* EXERCISE
Return each line holding the string "Party".

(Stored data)

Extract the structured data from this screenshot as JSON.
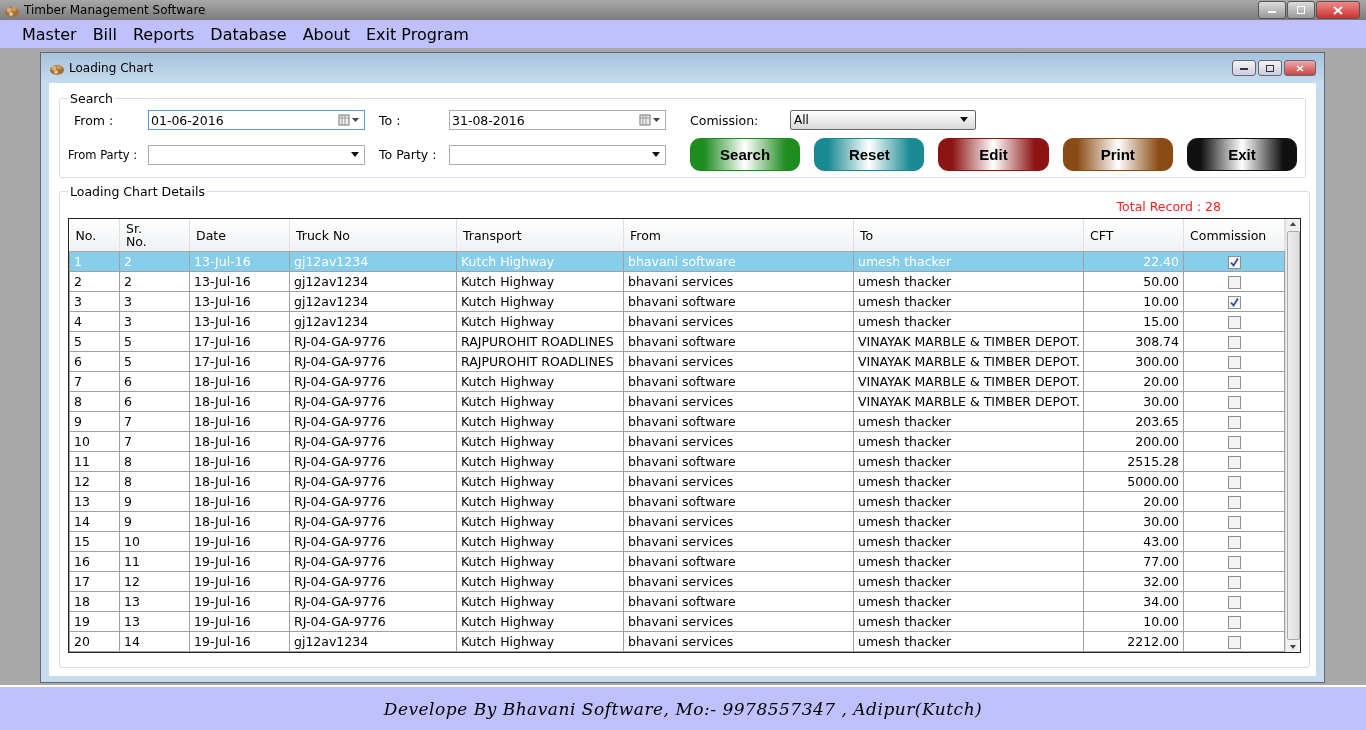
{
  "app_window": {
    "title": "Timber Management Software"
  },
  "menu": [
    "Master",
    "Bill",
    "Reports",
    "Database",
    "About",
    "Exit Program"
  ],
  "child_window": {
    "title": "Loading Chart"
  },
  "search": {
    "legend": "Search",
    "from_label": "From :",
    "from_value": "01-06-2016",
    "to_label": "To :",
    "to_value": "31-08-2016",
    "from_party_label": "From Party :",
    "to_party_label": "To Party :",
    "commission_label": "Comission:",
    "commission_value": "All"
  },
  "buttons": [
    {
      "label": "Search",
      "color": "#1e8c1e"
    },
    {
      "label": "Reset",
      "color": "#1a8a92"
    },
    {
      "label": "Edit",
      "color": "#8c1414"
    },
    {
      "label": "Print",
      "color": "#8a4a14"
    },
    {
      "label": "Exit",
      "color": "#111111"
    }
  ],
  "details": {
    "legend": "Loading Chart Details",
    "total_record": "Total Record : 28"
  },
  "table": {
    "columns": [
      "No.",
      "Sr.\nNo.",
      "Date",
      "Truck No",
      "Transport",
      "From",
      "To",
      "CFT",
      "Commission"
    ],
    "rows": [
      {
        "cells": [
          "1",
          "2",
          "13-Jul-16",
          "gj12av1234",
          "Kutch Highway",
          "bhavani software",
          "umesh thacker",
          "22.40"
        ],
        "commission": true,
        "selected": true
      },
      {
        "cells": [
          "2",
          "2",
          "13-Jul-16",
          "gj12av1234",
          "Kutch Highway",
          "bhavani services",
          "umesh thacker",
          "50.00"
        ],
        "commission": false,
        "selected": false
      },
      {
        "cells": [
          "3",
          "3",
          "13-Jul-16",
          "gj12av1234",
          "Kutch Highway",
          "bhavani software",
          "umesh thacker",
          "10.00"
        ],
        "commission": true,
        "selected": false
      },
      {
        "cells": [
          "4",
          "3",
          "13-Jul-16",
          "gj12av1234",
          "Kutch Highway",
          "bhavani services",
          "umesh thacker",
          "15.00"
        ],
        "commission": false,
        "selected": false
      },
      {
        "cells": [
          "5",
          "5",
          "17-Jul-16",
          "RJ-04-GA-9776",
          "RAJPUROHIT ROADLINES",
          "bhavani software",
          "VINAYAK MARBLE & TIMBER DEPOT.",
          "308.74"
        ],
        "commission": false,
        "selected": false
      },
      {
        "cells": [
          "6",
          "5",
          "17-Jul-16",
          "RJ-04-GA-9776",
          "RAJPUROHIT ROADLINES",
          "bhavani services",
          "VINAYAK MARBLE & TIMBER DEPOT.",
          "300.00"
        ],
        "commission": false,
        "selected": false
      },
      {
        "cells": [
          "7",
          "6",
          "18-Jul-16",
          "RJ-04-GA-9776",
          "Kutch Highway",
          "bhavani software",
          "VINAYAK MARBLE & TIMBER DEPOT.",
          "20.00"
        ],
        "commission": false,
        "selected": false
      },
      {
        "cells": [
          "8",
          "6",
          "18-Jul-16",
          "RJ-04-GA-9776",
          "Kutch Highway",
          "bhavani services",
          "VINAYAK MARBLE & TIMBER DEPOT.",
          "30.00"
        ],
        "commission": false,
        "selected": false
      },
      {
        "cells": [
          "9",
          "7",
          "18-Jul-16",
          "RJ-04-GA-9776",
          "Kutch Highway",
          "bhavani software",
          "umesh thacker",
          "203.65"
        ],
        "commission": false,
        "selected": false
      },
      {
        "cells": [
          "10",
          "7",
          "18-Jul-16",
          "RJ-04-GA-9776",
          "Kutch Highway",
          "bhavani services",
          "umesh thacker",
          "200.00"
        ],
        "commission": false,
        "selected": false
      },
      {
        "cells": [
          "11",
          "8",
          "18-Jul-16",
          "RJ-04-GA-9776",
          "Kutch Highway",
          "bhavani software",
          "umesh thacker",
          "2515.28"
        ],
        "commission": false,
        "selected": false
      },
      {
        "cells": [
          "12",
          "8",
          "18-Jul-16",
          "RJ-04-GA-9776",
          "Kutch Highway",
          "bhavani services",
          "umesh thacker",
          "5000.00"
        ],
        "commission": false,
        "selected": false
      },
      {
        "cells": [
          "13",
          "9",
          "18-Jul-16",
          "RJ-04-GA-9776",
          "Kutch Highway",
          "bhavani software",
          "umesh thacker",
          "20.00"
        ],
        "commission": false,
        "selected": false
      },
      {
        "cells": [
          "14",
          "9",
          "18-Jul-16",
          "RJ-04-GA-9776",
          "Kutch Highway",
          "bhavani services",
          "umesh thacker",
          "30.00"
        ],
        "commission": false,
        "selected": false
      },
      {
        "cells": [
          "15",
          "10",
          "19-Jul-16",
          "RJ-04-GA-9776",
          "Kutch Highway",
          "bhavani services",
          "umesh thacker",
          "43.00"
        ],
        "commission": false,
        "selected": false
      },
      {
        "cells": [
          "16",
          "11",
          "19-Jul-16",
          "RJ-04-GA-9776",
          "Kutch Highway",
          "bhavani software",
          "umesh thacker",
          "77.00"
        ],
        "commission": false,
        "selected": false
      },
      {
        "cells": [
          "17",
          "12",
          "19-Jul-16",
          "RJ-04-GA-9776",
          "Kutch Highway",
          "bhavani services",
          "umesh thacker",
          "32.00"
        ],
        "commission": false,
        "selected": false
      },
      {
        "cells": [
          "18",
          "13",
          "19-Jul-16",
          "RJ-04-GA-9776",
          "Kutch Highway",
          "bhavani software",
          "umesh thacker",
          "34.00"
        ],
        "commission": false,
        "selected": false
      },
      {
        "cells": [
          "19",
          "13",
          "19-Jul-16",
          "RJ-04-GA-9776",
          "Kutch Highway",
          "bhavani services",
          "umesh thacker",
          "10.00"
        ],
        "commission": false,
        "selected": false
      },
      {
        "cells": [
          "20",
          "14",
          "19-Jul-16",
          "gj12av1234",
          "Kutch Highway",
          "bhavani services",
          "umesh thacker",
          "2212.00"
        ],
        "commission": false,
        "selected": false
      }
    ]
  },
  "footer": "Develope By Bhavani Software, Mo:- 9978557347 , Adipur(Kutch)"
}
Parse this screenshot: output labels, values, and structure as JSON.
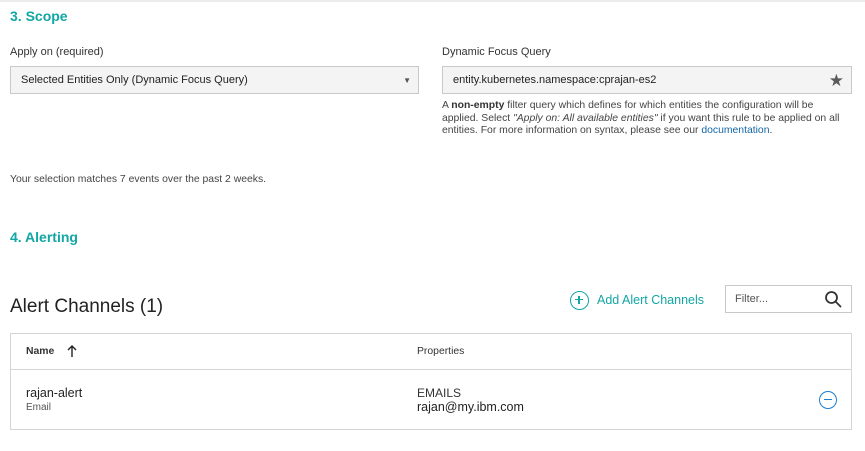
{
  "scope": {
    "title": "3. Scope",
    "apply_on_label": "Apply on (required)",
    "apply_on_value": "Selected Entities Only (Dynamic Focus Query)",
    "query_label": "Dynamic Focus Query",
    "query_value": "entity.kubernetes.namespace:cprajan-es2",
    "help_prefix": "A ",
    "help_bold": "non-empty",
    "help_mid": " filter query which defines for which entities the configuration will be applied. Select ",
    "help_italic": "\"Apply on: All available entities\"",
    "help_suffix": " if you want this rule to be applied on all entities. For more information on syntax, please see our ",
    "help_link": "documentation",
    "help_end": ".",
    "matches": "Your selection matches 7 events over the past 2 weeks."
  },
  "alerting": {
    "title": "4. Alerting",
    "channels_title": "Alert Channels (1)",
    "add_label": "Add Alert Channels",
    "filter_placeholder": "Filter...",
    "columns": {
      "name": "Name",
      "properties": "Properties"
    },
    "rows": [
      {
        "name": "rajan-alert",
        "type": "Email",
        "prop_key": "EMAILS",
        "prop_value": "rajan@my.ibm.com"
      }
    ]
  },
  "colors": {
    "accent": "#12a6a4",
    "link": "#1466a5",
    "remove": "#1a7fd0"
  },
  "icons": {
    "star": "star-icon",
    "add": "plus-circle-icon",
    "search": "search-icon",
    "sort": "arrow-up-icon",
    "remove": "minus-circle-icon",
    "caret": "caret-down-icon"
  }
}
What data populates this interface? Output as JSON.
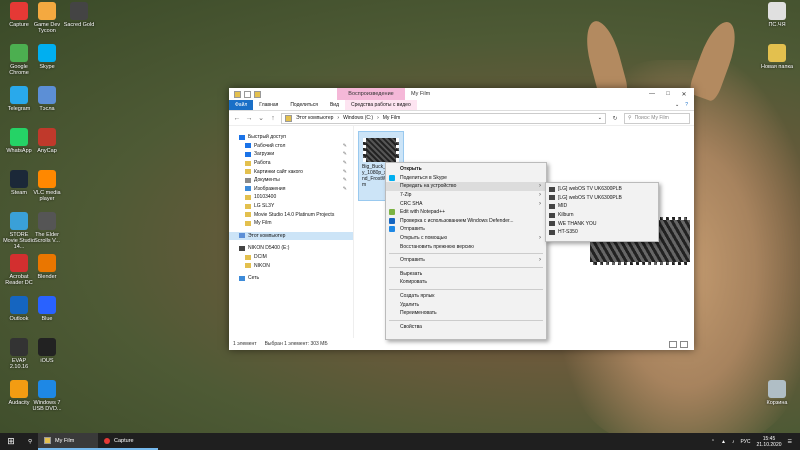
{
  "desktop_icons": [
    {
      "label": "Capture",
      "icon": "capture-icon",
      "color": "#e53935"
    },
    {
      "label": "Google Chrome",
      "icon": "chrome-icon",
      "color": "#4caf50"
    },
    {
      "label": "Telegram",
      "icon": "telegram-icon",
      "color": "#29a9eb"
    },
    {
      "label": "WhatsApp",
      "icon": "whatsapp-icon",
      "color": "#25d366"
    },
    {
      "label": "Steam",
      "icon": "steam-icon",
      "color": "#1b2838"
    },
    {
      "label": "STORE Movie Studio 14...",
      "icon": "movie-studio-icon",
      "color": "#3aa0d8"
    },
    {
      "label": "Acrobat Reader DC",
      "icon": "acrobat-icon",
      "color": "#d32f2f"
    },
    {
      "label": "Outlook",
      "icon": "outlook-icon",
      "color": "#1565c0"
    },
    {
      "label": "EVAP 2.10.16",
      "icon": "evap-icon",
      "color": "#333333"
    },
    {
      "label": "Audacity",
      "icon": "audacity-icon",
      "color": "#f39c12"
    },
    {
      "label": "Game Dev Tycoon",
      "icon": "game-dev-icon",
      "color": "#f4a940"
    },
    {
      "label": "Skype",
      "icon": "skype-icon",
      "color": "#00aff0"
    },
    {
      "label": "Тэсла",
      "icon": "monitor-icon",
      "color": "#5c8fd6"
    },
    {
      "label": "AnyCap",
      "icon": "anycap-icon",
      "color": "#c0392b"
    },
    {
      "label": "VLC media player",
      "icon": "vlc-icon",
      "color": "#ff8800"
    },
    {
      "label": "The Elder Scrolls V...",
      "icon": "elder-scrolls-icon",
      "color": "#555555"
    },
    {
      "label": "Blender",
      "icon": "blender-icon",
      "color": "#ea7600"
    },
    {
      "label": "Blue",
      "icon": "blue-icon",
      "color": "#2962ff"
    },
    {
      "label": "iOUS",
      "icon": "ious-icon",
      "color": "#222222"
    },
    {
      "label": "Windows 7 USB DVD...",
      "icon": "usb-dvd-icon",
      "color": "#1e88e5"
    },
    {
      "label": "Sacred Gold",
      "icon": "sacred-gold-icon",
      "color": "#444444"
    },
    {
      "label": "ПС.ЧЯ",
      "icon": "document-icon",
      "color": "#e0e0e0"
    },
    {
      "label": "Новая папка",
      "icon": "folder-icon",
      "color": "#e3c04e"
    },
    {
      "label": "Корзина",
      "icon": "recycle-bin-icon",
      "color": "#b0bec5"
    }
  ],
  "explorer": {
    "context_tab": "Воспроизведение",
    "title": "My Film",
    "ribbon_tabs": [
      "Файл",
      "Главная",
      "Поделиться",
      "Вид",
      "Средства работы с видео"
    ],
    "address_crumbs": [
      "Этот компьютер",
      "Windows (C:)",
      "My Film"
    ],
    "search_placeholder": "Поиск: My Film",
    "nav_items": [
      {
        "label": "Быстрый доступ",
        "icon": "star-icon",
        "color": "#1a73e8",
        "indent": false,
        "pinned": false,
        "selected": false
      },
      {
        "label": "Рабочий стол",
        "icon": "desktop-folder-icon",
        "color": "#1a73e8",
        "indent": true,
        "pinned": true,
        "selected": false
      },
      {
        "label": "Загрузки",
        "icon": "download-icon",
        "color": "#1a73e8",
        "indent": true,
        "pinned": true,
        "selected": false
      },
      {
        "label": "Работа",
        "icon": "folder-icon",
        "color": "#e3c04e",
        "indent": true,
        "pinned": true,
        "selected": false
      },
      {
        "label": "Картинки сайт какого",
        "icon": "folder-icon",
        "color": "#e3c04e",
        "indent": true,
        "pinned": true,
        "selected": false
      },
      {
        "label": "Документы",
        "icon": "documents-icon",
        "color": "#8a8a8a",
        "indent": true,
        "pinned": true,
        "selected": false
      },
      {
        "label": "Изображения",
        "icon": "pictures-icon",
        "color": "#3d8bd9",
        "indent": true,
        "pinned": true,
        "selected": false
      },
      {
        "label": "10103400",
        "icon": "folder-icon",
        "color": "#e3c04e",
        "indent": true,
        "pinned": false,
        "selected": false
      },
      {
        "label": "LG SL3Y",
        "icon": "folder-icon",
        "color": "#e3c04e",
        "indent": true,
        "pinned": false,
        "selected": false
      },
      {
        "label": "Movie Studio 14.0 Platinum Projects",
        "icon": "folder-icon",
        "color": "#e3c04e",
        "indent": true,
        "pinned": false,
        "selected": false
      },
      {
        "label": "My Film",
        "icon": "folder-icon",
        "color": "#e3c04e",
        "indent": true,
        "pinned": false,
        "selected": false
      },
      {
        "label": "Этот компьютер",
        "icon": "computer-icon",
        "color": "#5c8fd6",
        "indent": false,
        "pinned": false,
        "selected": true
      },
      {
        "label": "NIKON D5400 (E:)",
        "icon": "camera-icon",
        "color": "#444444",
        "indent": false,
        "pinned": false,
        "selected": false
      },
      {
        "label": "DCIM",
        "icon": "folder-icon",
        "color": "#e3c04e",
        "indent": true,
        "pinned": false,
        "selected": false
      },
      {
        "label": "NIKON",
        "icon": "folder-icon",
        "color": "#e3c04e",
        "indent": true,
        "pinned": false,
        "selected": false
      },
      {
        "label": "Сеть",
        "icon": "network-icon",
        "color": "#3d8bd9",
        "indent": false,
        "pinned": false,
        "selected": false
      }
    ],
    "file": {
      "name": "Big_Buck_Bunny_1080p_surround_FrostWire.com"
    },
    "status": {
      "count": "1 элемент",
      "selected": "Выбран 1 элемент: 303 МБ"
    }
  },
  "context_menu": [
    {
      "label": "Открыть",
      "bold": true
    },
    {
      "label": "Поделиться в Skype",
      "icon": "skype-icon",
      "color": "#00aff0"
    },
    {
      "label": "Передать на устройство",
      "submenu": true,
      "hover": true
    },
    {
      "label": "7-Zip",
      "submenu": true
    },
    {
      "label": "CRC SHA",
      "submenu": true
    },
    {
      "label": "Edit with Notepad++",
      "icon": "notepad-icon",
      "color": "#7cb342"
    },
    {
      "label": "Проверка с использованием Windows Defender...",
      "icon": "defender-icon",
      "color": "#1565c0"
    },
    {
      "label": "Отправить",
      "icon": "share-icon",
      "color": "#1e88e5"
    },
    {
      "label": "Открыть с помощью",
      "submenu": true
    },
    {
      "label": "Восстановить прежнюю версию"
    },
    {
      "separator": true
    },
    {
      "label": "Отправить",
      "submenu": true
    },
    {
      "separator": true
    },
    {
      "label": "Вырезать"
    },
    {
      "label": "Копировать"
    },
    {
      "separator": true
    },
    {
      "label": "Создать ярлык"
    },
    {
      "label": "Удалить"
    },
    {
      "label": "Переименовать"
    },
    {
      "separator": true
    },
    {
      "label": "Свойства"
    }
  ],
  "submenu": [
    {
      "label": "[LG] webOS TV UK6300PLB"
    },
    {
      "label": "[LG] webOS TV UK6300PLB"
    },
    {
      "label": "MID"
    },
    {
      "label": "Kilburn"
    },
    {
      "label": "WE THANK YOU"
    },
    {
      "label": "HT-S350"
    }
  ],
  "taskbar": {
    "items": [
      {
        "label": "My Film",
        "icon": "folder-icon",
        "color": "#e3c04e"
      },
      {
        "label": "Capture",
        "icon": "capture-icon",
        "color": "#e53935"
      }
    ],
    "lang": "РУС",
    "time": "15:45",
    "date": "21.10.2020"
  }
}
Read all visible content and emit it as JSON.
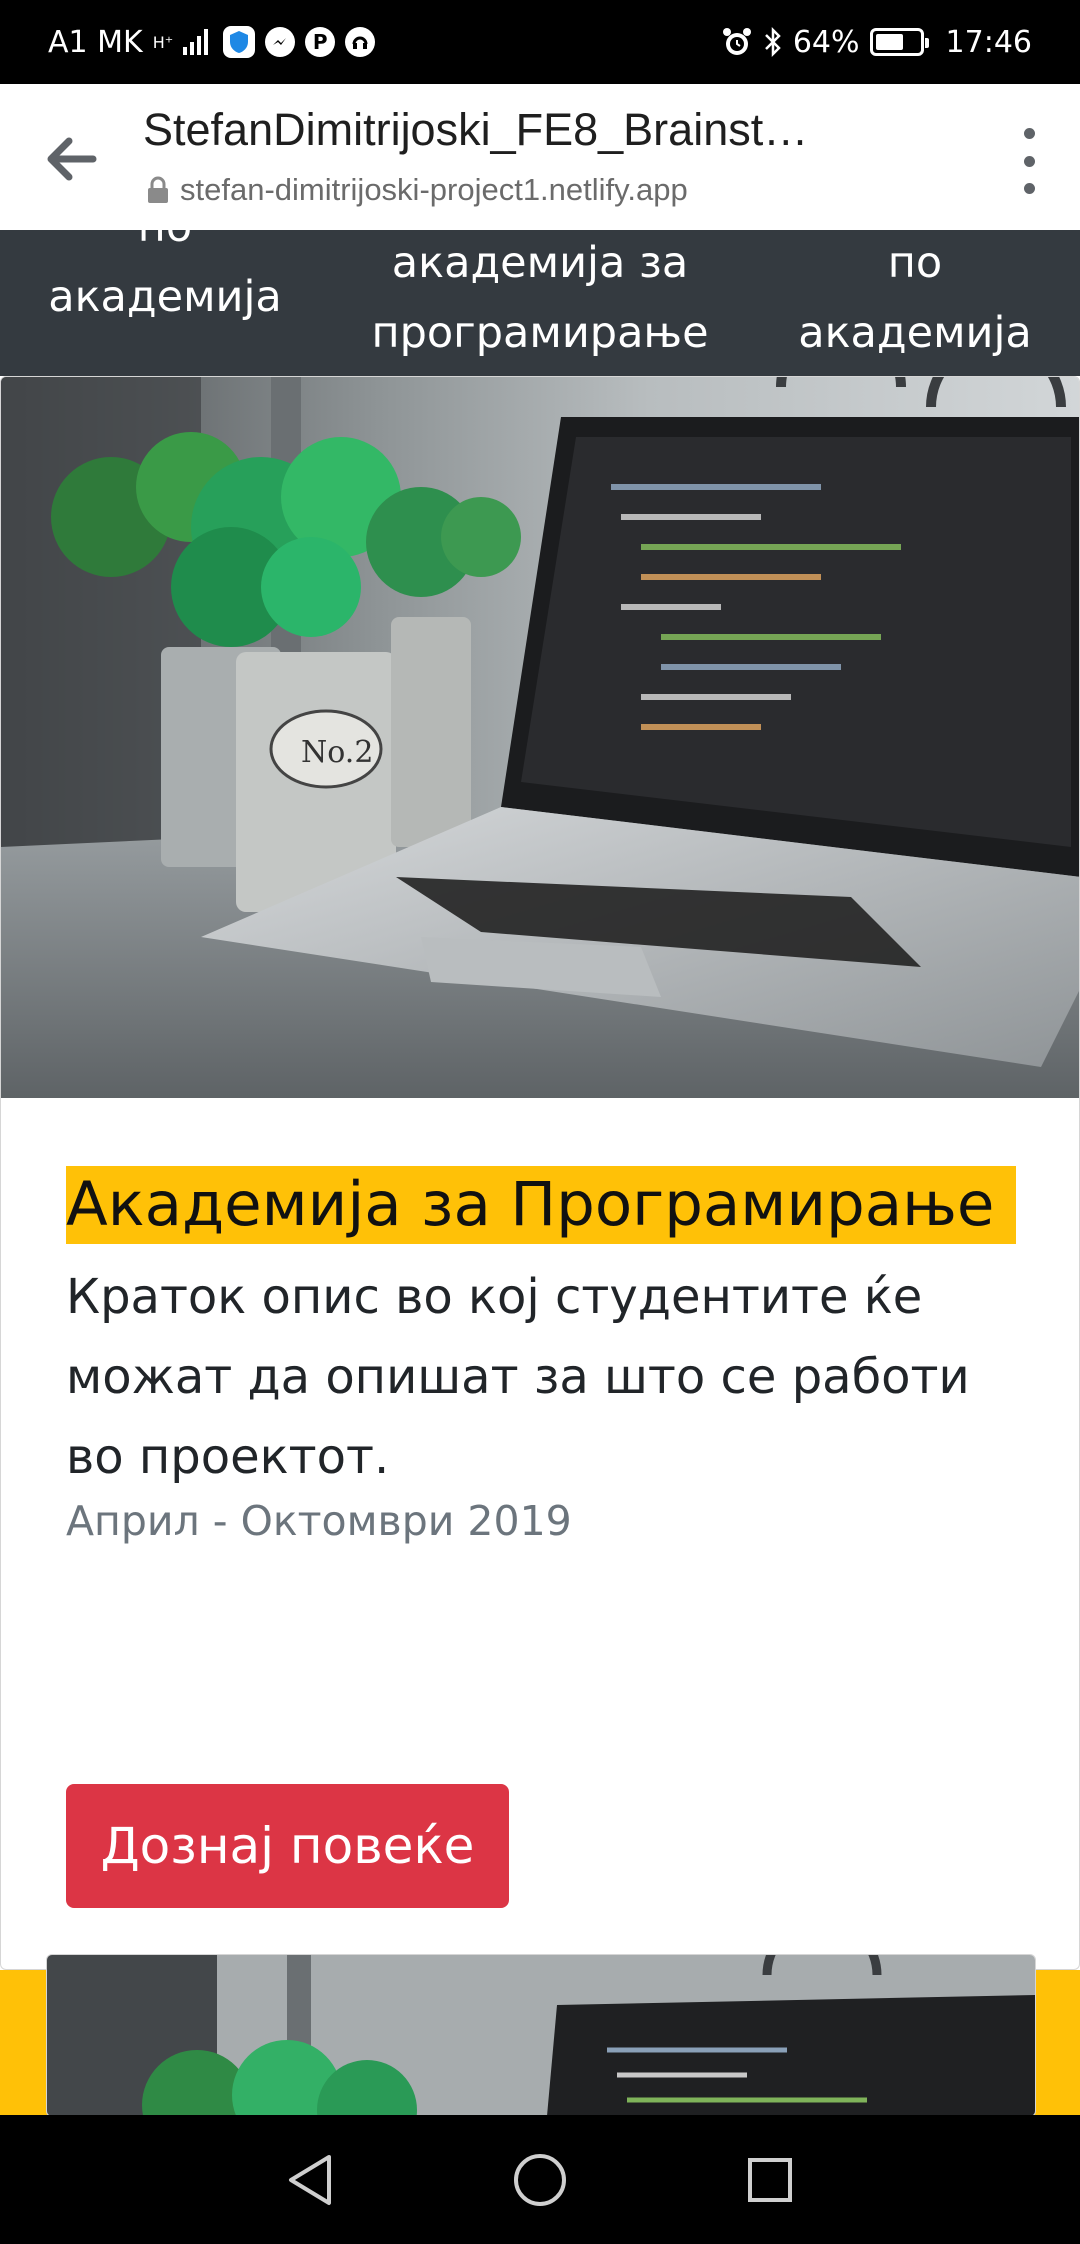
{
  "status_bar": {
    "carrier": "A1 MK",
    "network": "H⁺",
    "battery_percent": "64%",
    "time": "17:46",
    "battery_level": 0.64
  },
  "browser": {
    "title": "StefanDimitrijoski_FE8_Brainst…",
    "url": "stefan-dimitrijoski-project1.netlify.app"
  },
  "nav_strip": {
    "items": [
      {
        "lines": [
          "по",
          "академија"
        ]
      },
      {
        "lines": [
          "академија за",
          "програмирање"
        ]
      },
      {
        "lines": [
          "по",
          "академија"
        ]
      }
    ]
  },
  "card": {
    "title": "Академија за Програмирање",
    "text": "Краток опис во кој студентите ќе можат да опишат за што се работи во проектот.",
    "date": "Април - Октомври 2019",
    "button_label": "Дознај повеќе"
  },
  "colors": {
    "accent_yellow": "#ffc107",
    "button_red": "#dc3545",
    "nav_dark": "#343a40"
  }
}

* EXERCISE SOLUTION
    "from_party_label": "From Party :",
    "to_party_label": "To Party :",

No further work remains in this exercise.